WRITTEN TASK 1 – From the algebraic functions text, copy out the stretch from "Algebraic Functions: Concepts" through "x²– x^–2– 4.".

Algebraic Functions: Concepts & Procedures

Examples of Algebraic Expressions. Algebraic expressions are constructed from polynomials by adding, subtracting, multiplying, dividing, raising to an integer power, and taking roots. Examples include: x^1/2, 3 x^5/3 – 17, –x^–1 + 7, and x²– x^–2– 4.

Algebraic functions. Algebraic functions are expressions that involve only the algebraic operations of addition, subtraction, multiplication, division, raising to an integer power, and extracting an odd number root or even number root. Strictly speaking, any polynomial or rational function is also an algebraic function.

The absolute value function, abs(x)=|x|, is of special interest. Since it can also be expressed as (x²)^1/2, it is an algebraic function.

n^th Roots of a number. An n^th root (n is a positive integer) of a given number is a number that, when raised to the n^th power (that is, when n copies of an n^th root are multiplied), produces the given number. There are n distinct n^th roots (DeMoivre's Theorem) of any nonzero number, and they may be real or imaginary numbers. No matter how large n is, at most two of the n^th roots are real, and when there are two real roots, they are of opposite sign.

Odd roots of a number. If n ≥ 3 is odd, there is exactly one real root of a given (real) number. For example, the three cube roots of –1 are: –1 and (1/2)(1±3^1/2i), where i is the imaginary unit, i=(–1)^1/2. When graphing functions with odd roots in the x-y plane, plotting is restricted to the real-valued y-coordinates. Below are the graphs of the cube root, fifth root, and seventh root functions. All go through the points (–1,1), (1,1) and the origin, (0,0). They are defined for all values of x.

Even roots of a number. If n ≥ 2 is even and a given (real) number is positive, there are two real n^th roots of the number, numerically the same but opposite in sign. For example, the four 4^th roots of 1 are ±1 and ±i . If n ≥ 2 is even and a given (real) number is negative, all n^th roots are imaginary. For example, the four 4^th roots of –1 are (2^1/2/2)(±1±i). Below are the graphs of the square root, fourth root, and sixth root functions. All go through the points (1,1) and the origin, (0,0). They are only real-valued for nonnegative values of x. For that reason, their graphs only appear in the right half-plane x≥0.

WRITTEN TASK 2 – Rewrite the rows from the first one through the line containing "pm-cell: 26: [745, 683, 994, 769]", changing "monitor-good" to "sensor-good" and leaving everything else intact.

Layout element entries –
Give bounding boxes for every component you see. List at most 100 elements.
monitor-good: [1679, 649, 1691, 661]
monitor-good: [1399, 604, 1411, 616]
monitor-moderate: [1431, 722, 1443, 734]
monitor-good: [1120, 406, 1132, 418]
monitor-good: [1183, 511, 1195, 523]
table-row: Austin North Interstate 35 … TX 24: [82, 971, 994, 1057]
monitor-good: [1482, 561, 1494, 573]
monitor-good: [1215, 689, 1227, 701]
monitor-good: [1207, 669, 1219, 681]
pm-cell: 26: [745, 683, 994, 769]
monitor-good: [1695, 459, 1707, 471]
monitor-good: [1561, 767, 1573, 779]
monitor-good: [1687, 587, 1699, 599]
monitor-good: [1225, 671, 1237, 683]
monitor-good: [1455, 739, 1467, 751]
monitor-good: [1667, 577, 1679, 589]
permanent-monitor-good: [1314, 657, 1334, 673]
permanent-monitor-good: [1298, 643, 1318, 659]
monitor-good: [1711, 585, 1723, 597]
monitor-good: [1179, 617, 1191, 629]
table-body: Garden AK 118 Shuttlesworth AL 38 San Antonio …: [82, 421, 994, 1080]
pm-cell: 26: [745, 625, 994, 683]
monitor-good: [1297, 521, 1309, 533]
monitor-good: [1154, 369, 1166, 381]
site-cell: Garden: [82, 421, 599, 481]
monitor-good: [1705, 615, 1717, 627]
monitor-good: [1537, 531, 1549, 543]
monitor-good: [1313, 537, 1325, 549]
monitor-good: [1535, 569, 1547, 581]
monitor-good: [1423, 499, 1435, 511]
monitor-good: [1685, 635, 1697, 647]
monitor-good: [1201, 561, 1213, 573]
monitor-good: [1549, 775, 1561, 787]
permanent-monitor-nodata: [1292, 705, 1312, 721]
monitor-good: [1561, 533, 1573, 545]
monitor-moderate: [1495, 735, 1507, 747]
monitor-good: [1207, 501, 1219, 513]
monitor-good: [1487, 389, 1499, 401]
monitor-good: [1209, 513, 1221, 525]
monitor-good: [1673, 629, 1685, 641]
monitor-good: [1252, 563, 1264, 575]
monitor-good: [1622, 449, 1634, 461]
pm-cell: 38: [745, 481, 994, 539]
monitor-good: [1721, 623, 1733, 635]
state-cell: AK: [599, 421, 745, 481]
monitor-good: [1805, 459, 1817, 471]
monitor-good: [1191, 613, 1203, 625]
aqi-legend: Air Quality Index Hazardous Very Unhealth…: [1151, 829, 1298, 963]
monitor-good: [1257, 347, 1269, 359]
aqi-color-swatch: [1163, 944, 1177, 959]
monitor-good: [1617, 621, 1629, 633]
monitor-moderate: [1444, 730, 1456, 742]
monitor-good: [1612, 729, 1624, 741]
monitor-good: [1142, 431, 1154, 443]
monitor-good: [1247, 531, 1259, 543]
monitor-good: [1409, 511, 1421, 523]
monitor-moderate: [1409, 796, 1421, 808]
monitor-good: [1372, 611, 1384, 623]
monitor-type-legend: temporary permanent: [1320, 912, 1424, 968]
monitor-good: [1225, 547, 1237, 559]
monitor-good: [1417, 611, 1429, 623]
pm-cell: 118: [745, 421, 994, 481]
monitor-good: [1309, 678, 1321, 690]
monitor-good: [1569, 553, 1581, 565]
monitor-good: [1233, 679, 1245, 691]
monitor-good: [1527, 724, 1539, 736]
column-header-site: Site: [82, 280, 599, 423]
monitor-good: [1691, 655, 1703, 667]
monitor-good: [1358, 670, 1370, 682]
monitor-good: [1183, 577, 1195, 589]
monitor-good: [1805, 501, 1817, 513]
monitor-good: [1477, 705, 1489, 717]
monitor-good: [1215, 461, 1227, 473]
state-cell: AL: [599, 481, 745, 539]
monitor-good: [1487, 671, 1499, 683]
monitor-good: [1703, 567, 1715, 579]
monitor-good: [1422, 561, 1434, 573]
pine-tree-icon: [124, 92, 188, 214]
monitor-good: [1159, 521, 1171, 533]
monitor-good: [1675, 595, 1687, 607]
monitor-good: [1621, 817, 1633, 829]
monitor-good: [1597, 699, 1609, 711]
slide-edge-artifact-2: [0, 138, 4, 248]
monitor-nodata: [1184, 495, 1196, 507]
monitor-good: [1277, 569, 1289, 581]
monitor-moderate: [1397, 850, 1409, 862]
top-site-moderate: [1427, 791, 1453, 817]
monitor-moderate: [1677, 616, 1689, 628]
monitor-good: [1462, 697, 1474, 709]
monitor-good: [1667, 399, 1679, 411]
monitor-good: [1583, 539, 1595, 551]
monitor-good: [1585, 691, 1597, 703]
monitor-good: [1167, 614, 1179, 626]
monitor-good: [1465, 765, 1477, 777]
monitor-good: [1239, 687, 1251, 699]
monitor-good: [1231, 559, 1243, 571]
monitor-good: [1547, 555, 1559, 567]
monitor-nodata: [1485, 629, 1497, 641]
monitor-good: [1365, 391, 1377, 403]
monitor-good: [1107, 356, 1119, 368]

FINAL RESULT 1 –
Algebraic Functions: Concepts & Procedures

Examples of Algebraic Expressions. Algebraic expressions are constructed from polynomials by adding, subtracting, multiplying, dividing, raising to an integer power, and taking roots. Examples include: x^1/2, 3 x^5/3 – 17, –x^–1 + 7, and x²– x^–2– 4.

FINAL RESULT 2 –
Give bounding boxes for every component you see. List at most 100 elements.
sensor-good: [1679, 649, 1691, 661]
sensor-good: [1399, 604, 1411, 616]
monitor-moderate: [1431, 722, 1443, 734]
sensor-good: [1120, 406, 1132, 418]
sensor-good: [1183, 511, 1195, 523]
table-row: Austin North Interstate 35 … TX 24: [82, 971, 994, 1057]
sensor-good: [1482, 561, 1494, 573]
sensor-good: [1215, 689, 1227, 701]
sensor-good: [1207, 669, 1219, 681]
pm-cell: 26: [745, 683, 994, 769]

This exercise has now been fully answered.